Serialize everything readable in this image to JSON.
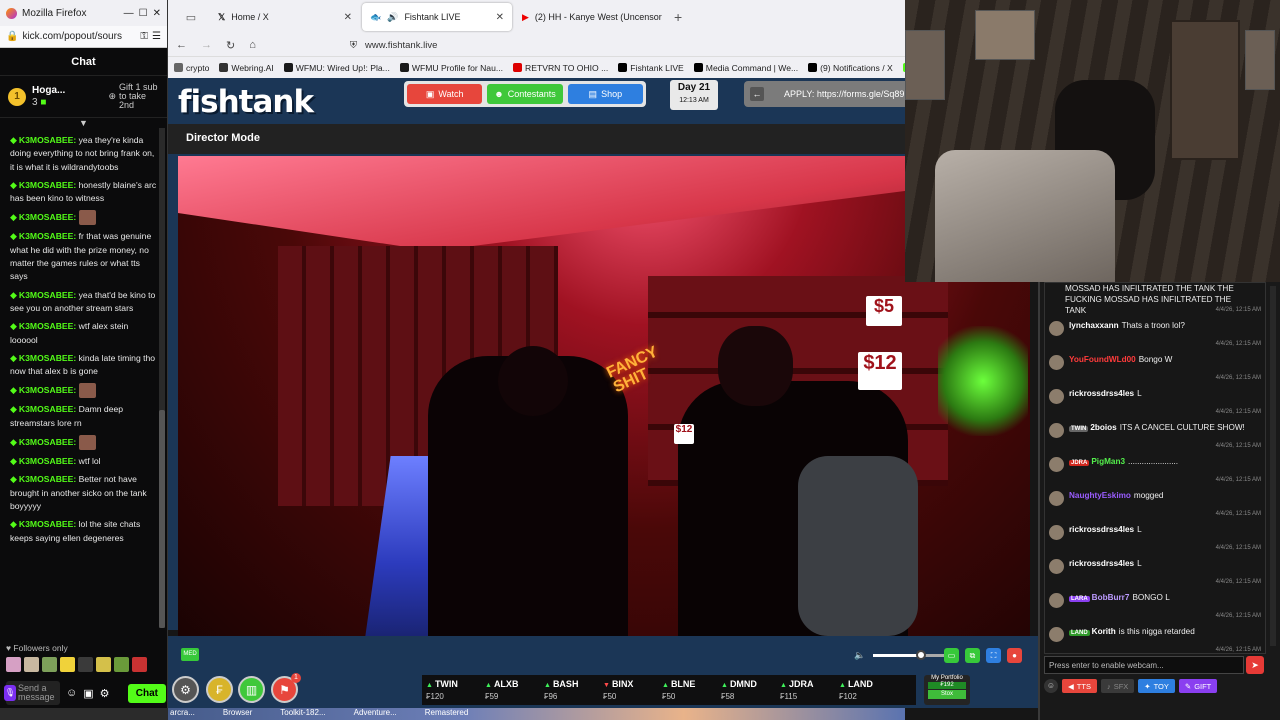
{
  "kick_window": {
    "title": "Mozilla Firefox",
    "url": "kick.com/popout/sours",
    "chat_header": "Chat",
    "pinned": {
      "name": "Hoga...",
      "count": "3",
      "gift": "Gift 1 sub to take 2nd",
      "rank": "1"
    },
    "messages": [
      {
        "user": "K3MOSABEE:",
        "text": "yea they're kinda doing everything to not bring frank on, it is what it is wildrandytoobs"
      },
      {
        "user": "K3MOSABEE:",
        "text": "honestly blaine's arc has been kino to witness"
      },
      {
        "user": "K3MOSABEE:",
        "text": "",
        "emote": true
      },
      {
        "user": "K3MOSABEE:",
        "text": "fr that was genuine what he did with the prize money, no matter the games rules or what tts says"
      },
      {
        "user": "K3MOSABEE:",
        "text": "yea that'd be kino to see you on another stream stars"
      },
      {
        "user": "K3MOSABEE:",
        "text": "wtf alex stein loooool"
      },
      {
        "user": "K3MOSABEE:",
        "text": "kinda late timing tho now that alex b is gone"
      },
      {
        "user": "K3MOSABEE:",
        "text": "",
        "emote": true
      },
      {
        "user": "K3MOSABEE:",
        "text": "Damn deep streamstars lore rn"
      },
      {
        "user": "K3MOSABEE:",
        "text": "",
        "emote": true
      },
      {
        "user": "K3MOSABEE:",
        "text": "wtf lol"
      },
      {
        "user": "K3MOSABEE:",
        "text": "Better not have brought in another sicko on the tank boyyyyy"
      },
      {
        "user": "K3MOSABEE:",
        "text": "lol the site chats keeps saying ellen degeneres"
      }
    ],
    "followers_only": "Followers only",
    "send_placeholder": "Send a message",
    "chat_button": "Chat"
  },
  "browser": {
    "tabs": [
      {
        "label": "Home / X",
        "active": false
      },
      {
        "label": "Fishtank LIVE",
        "active": true
      },
      {
        "label": "(2) HH - Kanye West (Uncensor",
        "active": false
      }
    ],
    "address": "www.fishtank.live",
    "bookmarks": [
      "crypto",
      "Webring.AI",
      "WFMU: Wired Up!: Pla...",
      "WFMU Profile for Nau...",
      "RETVRN TO OHIO ...",
      "Fishtank LIVE",
      "Media Command | We...",
      "(9) Notifications / X",
      "Kick"
    ]
  },
  "fishtank": {
    "logo": "fishtank",
    "nav": {
      "watch": "Watch",
      "contestants": "Contestants",
      "shop": "Shop"
    },
    "day": {
      "label": "Day 21",
      "time": "12:13 AM"
    },
    "apply": "APPLY: https://forms.gle/Sq89",
    "director_mode": "Director Mode",
    "scene_signs": {
      "neon": "FANCY SHIT",
      "price1": "$5",
      "price2": "$12",
      "price3": "$12"
    },
    "quality_badge": "MED",
    "volume": 0.6,
    "ticker": [
      {
        "name": "TWIN",
        "price": "₣120",
        "up": true
      },
      {
        "name": "ALXB",
        "price": "₣59",
        "up": true
      },
      {
        "name": "BASH",
        "price": "₣96",
        "up": true
      },
      {
        "name": "BINX",
        "price": "₣50",
        "up": false
      },
      {
        "name": "BLNE",
        "price": "₣50",
        "up": true
      },
      {
        "name": "DMND",
        "price": "₣58",
        "up": true
      },
      {
        "name": "JDRA",
        "price": "₣115",
        "up": true
      },
      {
        "name": "LAND",
        "price": "₣102",
        "up": true
      }
    ],
    "portfolio": {
      "label": "My Portfolio",
      "value": "₣192",
      "action": "Stox"
    },
    "notif_count": "1"
  },
  "right_chat": {
    "top_lines": [
      "MOSSAD HAS INFILTRATED THE TANK THE",
      "FUCKING MOSSAD HAS INFILTRATED THE TANK"
    ],
    "messages": [
      {
        "user": "lynchaxxann",
        "text": "Thats a troon lol?",
        "color": "#ffffff",
        "tag": ""
      },
      {
        "user": "YouFoundWLd00",
        "text": "Bongo W",
        "color": "#ff3b3b",
        "tag": ""
      },
      {
        "user": "rickrossdrss4les",
        "text": "L",
        "color": "#ffffff",
        "tag": ""
      },
      {
        "user": "2boios",
        "text": "ITS A CANCEL CULTURE SHOW!",
        "color": "#ffffff",
        "tag": "TWIN"
      },
      {
        "user": "PigMan3",
        "text": "......................",
        "color": "#54f04c",
        "tag": "JDRA"
      },
      {
        "user": "NaughtyEskimo",
        "text": "mogged",
        "color": "#9a5cff",
        "tag": ""
      },
      {
        "user": "rickrossdrss4les",
        "text": "L",
        "color": "#ffffff",
        "tag": ""
      },
      {
        "user": "rickrossdrss4les",
        "text": "L",
        "color": "#ffffff",
        "tag": ""
      },
      {
        "user": "BobBurr7",
        "text": "BONGO L",
        "color": "#bc9bff",
        "tag": "LARA"
      },
      {
        "user": "Korith",
        "text": "is this nigga retarded",
        "color": "#ffffff",
        "tag": "LAND"
      }
    ],
    "timestamp": "4/4/26, 12:15 AM",
    "input_placeholder": "Press enter to enable webcam...",
    "actions": {
      "tts": "TTS",
      "sfx": "SFX",
      "toy": "TOY",
      "gift": "GIFT"
    }
  },
  "taskbar": [
    "arcra...",
    "Browser",
    "Toolkit-182...",
    "Adventure...",
    "Remastered"
  ],
  "colors": {
    "kick_green": "#53fc18",
    "fishtank_blue": "#1b3656",
    "watch": "#e7463c",
    "contestants": "#3fc83a",
    "shop": "#2e7fe0"
  }
}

....

● WRITTEN PROBLEM:
Omit the pictures and output all of the other material exactly.

● EXERCISE RESULT:
Serialize everything readable in this image to JSON.
{
  "kick_window": {
    "title": "Mozilla Firefox",
    "url": "kick.com/popout/sours",
    "chat_header": "Chat",
    "pinned": {
      "name": "Hoga...",
      "count": "3",
      "gift": "Gift 1 sub to take 2nd",
      "rank": "1"
    },
    "messages": [
      {
        "user": "K3MOSABEE:",
        "text": "yea they're kinda doing everything to not bring frank on, it is what it is wildrandytoobs"
      },
      {
        "user": "K3MOSABEE:",
        "text": "honestly blaine's arc has been kino to witness"
      },
      {
        "user": "K3MOSABEE:",
        "text": "",
        "emote": true
      },
      {
        "user": "K3MOSABEE:",
        "text": "fr that was genuine what he did with the prize money, no matter the games rules or what tts says"
      },
      {
        "user": "K3MOSABEE:",
        "text": "yea that'd be kino to see you on another stream stars"
      },
      {
        "user": "K3MOSABEE:",
        "text": "wtf alex stein loooool"
      },
      {
        "user": "K3MOSABEE:",
        "text": "kinda late timing tho now that alex b is gone"
      },
      {
        "user": "K3MOSABEE:",
        "text": "",
        "emote": true
      },
      {
        "user": "K3MOSABEE:",
        "text": "Damn deep streamstars lore rn"
      },
      {
        "user": "K3MOSABEE:",
        "text": "",
        "emote": true
      },
      {
        "user": "K3MOSABEE:",
        "text": "wtf lol"
      },
      {
        "user": "K3MOSABEE:",
        "text": "Better not have brought in another sicko on the tank boyyyyy"
      },
      {
        "user": "K3MOSABEE:",
        "text": "lol the site chats keeps saying ellen degeneres"
      }
    ],
    "followers_only": "Followers only",
    "send_placeholder": "Send a message",
    "chat_button": "Chat"
  },
  "browser": {
    "tabs": [
      {
        "label": "Home / X",
        "active": false
      },
      {
        "label": "Fishtank LIVE",
        "active": true
      },
      {
        "label": "(2) HH - Kanye West (Uncensor",
        "active": false
      }
    ],
    "address": "www.fishtank.live",
    "bookmarks": [
      "crypto",
      "Webring.AI",
      "WFMU: Wired Up!: Pla...",
      "WFMU Profile for Nau...",
      "RETVRN TO OHIO ...",
      "Fishtank LIVE",
      "Media Command | We...",
      "(9) Notifications / X",
      "Kick"
    ]
  },
  "fishtank": {
    "logo": "fishtank",
    "nav": {
      "watch": "Watch",
      "contestants": "Contestants",
      "shop": "Shop"
    },
    "day": {
      "label": "Day 21",
      "time": "12:13 AM"
    },
    "apply": "APPLY: https://forms.gle/Sq89",
    "director_mode": "Director Mode",
    "scene_signs": {
      "neon": "FANCY SHIT",
      "price1": "$5",
      "price2": "$12",
      "price3": "$12"
    },
    "quality_badge": "MED",
    "volume": 0.6,
    "ticker": [
      {
        "name": "TWIN",
        "price": "₣120",
        "up": true
      },
      {
        "name": "ALXB",
        "price": "₣59",
        "up": true
      },
      {
        "name": "BASH",
        "price": "₣96",
        "up": true
      },
      {
        "name": "BINX",
        "price": "₣50",
        "up": false
      },
      {
        "name": "BLNE",
        "price": "₣50",
        "up": true
      },
      {
        "name": "DMND",
        "price": "₣58",
        "up": true
      },
      {
        "name": "JDRA",
        "price": "₣115",
        "up": true
      },
      {
        "name": "LAND",
        "price": "₣102",
        "up": true
      }
    ],
    "portfolio": {
      "label": "My Portfolio",
      "value": "₣192",
      "action": "Stox"
    },
    "notif_count": "1"
  },
  "right_chat": {
    "top_lines": [
      "MOSSAD HAS INFILTRATED THE TANK THE",
      "FUCKING MOSSAD HAS INFILTRATED THE TANK"
    ],
    "messages": [
      {
        "user": "lynchaxxann",
        "text": "Thats a troon lol?",
        "color": "#ffffff",
        "tag": ""
      },
      {
        "user": "YouFoundWLd00",
        "text": "Bongo W",
        "color": "#ff3b3b",
        "tag": ""
      },
      {
        "user": "rickrossdrss4les",
        "text": "L",
        "color": "#ffffff",
        "tag": ""
      },
      {
        "user": "2boios",
        "text": "ITS A CANCEL CULTURE SHOW!",
        "color": "#ffffff",
        "tag": "TWIN"
      },
      {
        "user": "PigMan3",
        "text": "......................",
        "color": "#54f04c",
        "tag": "JDRA"
      },
      {
        "user": "NaughtyEskimo",
        "text": "mogged",
        "color": "#9a5cff",
        "tag": ""
      },
      {
        "user": "rickrossdrss4les",
        "text": "L",
        "color": "#ffffff",
        "tag": ""
      },
      {
        "user": "rickrossdrss4les",
        "text": "L",
        "color": "#ffffff",
        "tag": ""
      },
      {
        "user": "BobBurr7",
        "text": "BONGO L",
        "color": "#bc9bff",
        "tag": "LARA"
      },
      {
        "user": "Korith",
        "text": "is this nigga retarded",
        "color": "#ffffff",
        "tag": "LAND"
      }
    ],
    "timestamp": "4/4/26, 12:15 AM",
    "input_placeholder": "Press enter to enable webcam...",
    "actions": {
      "tts": "TTS",
      "sfx": "SFX",
      "toy": "TOY",
      "gift": "GIFT"
    }
  },
  "taskbar": [
    "arcra...",
    "Browser",
    "Toolkit-182...",
    "Adventure...",
    "Remastered"
  ],
  "colors": {
    "kick_green": "#53fc18",
    "fishtank_blue": "#1b3656",
    "watch": "#e7463c",
    "contestants": "#3fc83a",
    "shop": "#2e7fe0"
  }
}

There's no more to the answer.